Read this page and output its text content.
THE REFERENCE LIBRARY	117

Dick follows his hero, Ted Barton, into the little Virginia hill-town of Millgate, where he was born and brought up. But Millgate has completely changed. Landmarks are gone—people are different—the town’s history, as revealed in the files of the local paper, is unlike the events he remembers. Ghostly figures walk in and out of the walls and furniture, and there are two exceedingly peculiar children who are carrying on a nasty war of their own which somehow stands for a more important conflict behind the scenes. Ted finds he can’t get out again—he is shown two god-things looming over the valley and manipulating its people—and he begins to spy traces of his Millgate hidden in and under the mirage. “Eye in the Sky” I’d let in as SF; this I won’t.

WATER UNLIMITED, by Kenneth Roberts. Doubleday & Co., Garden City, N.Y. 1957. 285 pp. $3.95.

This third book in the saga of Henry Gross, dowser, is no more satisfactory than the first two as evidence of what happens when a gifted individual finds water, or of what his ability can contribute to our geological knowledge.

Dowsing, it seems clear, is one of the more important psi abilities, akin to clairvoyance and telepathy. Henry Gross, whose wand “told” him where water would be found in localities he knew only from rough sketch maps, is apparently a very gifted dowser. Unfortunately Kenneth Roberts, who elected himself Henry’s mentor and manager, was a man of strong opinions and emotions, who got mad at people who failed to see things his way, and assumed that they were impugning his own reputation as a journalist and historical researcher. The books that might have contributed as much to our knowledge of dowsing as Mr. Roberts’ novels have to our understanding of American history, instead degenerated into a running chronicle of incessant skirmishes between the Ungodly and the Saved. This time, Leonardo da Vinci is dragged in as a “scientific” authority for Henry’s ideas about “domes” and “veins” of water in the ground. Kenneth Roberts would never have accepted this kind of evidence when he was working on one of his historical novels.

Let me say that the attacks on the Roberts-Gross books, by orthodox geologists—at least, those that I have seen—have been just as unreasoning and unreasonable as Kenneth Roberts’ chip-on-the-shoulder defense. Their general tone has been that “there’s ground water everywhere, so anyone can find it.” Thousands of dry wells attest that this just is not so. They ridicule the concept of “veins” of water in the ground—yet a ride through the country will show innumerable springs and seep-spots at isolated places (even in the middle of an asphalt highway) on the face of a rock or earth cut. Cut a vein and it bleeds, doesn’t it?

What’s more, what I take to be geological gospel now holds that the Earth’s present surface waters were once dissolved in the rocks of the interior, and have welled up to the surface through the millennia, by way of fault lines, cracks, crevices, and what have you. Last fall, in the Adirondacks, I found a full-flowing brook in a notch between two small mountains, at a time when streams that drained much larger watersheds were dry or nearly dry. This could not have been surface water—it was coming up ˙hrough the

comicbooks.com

GIVEN EXERCISE: Filter the entries down to the lines with the word "what" in them.

RESULT OF THE TASK:
This third book in the saga of Henry Gross, dowser, is no more satisfactory than the first two as evidence of what happens when a gifted individual finds water, or of what his ability can contribute to our geological knowledge.
What’s more, what I take to be geological gospel now holds that the Earth’s present surface waters were once dissolved in the rocks of the interior, and have welled up to the surface through the millennia, by way of fault lines, cracks, crevices, and what have you. Last fall, in the Adirondacks, I found a full-flowing brook in a notch between two small mountains, at a time when streams that drained much larger watersheds were dry or nearly dry. This could not have been surface water—it was coming up ˙hrough the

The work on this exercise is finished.